- _Objective_: Present the lines below as a Markdown table with the columns "No." and "Entry," skipping blank lines. Include only the lines from the start of the records up to and including the line with "heart-filled-icon [462,840,481,856]".

___ Raw data

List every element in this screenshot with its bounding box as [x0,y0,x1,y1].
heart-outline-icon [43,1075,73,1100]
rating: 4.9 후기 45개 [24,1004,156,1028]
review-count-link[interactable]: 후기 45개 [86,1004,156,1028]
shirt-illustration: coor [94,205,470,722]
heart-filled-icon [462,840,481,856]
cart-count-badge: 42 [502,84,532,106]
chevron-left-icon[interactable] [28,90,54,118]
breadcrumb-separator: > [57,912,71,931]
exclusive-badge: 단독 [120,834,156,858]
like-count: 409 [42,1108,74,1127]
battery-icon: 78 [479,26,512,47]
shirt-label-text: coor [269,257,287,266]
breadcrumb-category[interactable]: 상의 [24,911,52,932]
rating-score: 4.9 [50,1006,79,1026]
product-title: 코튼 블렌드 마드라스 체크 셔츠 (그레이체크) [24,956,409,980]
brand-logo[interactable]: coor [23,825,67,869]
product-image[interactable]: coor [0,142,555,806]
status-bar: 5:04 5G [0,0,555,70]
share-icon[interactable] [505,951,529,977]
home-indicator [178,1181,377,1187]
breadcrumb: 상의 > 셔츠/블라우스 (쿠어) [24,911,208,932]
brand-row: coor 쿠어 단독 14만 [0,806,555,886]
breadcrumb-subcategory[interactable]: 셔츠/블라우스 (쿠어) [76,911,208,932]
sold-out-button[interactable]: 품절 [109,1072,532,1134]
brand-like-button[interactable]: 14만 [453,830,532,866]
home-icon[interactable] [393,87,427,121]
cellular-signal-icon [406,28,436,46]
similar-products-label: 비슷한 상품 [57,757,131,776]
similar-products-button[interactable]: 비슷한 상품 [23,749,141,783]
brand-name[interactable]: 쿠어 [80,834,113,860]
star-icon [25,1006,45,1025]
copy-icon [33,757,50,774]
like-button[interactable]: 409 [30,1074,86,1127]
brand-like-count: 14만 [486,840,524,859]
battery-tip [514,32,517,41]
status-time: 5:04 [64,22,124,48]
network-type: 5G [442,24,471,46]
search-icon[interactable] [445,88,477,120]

______

- _Exercise solution_:
| No. | Entry |
|---|---|
| 1 | List every element in this screenshot with its bounding box as [x0,y0,x1,y1]. |
| 2 | heart-outline-icon [43,1075,73,1100] |
| 3 | rating: 4.9 후기 45개 [24,1004,156,1028] |
| 4 | review-count-link[interactable]: 후기 45개 [86,1004,156,1028] |
| 5 | shirt-illustration: coor [94,205,470,722] |
| 6 | heart-filled-icon [462,840,481,856] |